## [EXERCISE BRIEF]
Find every line in the records below that contains the word "releases", and copy each such line.

##########

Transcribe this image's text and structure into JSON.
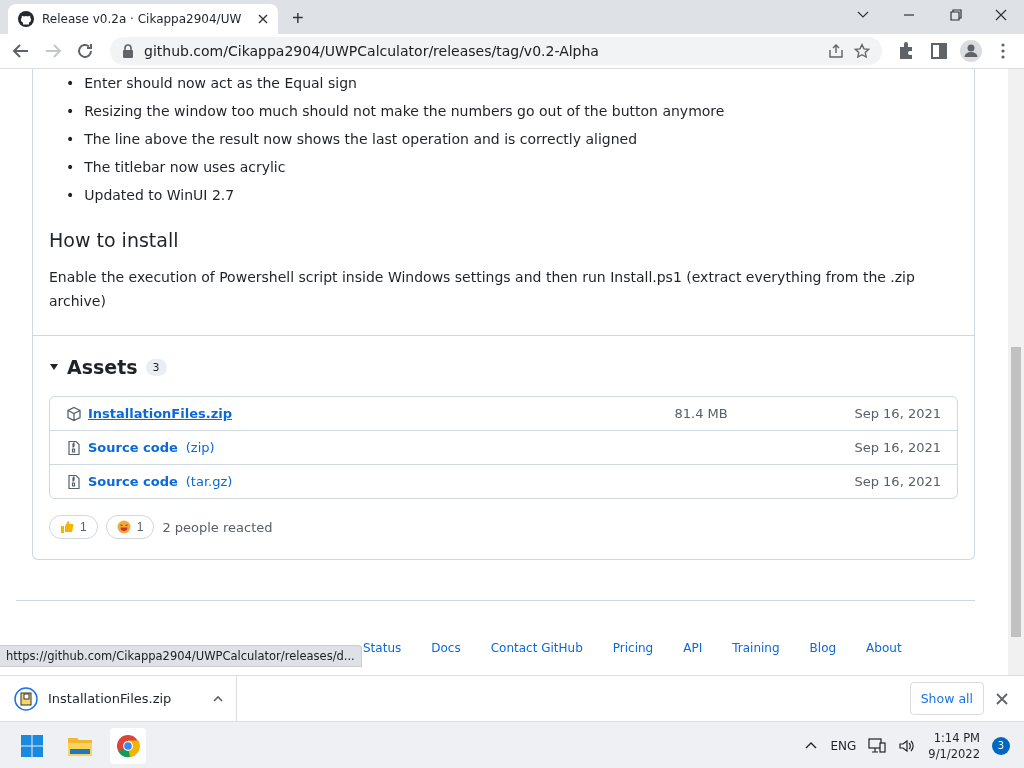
{
  "browser": {
    "tab": {
      "title": "Release v0.2a · Cikappa2904/UW",
      "selected": true
    },
    "new_tab": "+",
    "url": "github.com/Cikappa2904/UWPCalculator/releases/tag/v0.2-Alpha"
  },
  "release": {
    "changes": [
      {
        "marker": "•",
        "text": "Enter should now act as the Equal sign"
      },
      {
        "marker": "•",
        "text": "Resizing the window too much should not make the numbers go out of the button anymore"
      },
      {
        "marker": "•",
        "text": "The line above the result now shows the last operation and is correctly aligned"
      },
      {
        "marker": "•",
        "text": "The titlebar now uses acrylic"
      },
      {
        "marker": "•",
        "text": "Updated to WinUI 2.7"
      }
    ],
    "install_heading": "How to install",
    "install_text": "Enable the execution of Powershell script inside Windows settings and then run Install.ps1 (extract everything from the .zip archive)",
    "assets": {
      "title": "Assets",
      "count": "3",
      "expanded": true,
      "items": [
        {
          "kind": "package",
          "name": "InstallationFiles.zip",
          "size": "81.4 MB",
          "date": "Sep 16, 2021"
        },
        {
          "kind": "source",
          "name": "Source code",
          "suffix": "(zip)",
          "date": "Sep 16, 2021"
        },
        {
          "kind": "source",
          "name": "Source code",
          "suffix": "(tar.gz)",
          "date": "Sep 16, 2021"
        }
      ]
    },
    "reactions": [
      {
        "kind": "thumbs",
        "count": "1"
      },
      {
        "kind": "laugh",
        "count": "1"
      }
    ],
    "reacted": "2 people reacted"
  },
  "footer_links": [
    "Status",
    "Docs",
    "Contact GitHub",
    "Pricing",
    "API",
    "Training",
    "Blog",
    "About"
  ],
  "status_url": "https://github.com/Cikappa2904/UWPCalculator/releases/d...",
  "download_shelf": {
    "file": "InstallationFiles.zip",
    "show_all": "Show all"
  },
  "taskbar": {
    "language": "ENG",
    "time": "1:14 PM",
    "date": "9/1/2022",
    "notifications": "3"
  }
}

##########

## [EXPECTED OUTPUT]
    "url": "github.com/Cikappa2904/UWPCalculator/releases/tag/v0.2-Alpha"
  "status_url": "https://github.com/Cikappa2904/UWPCalculator/releases/d...",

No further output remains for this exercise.